- _Prompt_: In full and without deviation, write out the entries that follow.

==== Extracted entries ====

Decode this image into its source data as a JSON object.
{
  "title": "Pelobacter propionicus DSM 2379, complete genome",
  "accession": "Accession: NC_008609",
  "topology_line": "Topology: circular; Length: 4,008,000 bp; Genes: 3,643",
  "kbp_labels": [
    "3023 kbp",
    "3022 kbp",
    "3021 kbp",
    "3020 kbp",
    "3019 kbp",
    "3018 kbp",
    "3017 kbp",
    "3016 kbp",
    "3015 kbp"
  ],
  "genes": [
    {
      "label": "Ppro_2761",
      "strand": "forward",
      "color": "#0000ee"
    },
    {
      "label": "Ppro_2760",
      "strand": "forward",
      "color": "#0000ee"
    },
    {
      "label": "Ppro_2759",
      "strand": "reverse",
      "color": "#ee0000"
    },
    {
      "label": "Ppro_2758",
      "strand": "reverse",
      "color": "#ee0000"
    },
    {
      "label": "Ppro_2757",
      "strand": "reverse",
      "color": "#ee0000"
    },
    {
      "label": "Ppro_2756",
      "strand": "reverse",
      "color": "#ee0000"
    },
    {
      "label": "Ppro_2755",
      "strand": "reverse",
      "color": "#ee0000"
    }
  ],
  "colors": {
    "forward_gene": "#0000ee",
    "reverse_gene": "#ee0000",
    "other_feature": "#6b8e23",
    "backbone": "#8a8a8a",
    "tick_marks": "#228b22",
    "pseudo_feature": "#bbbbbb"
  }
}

====

- _Answer space_:
Decode this image into its source data as a JSON object.
{
  "title": "Pelobacter propionicus DSM 2379, complete genome",
  "accession": "Accession: NC_008609",
  "topology_line": "Topology: circular; Length: 4,008,000 bp; Genes: 3,643",
  "kbp_labels": [
    "3023 kbp",
    "3022 kbp",
    "3021 kbp",
    "3020 kbp",
    "3019 kbp",
    "3018 kbp",
    "3017 kbp",
    "3016 kbp",
    "3015 kbp"
  ],
  "genes": [
    {
      "label": "Ppro_2761",
      "strand": "forward",
      "color": "#0000ee"
    },
    {
      "label": "Ppro_2760",
      "strand": "forward",
      "color": "#0000ee"
    },
    {
      "label": "Ppro_2759",
      "strand": "reverse",
      "color": "#ee0000"
    },
    {
      "label": "Ppro_2758",
      "strand": "reverse",
      "color": "#ee0000"
    },
    {
      "label": "Ppro_2757",
      "strand": "reverse",
      "color": "#ee0000"
    },
    {
      "label": "Ppro_2756",
      "strand": "reverse",
      "color": "#ee0000"
    },
    {
      "label": "Ppro_2755",
      "strand": "reverse",
      "color": "#ee0000"
    }
  ],
  "colors": {
    "forward_gene": "#0000ee",
    "reverse_gene": "#ee0000",
    "other_feature": "#6b8e23",
    "backbone": "#8a8a8a",
    "tick_marks": "#228b22",
    "pseudo_feature": "#bbbbbb"
  }
}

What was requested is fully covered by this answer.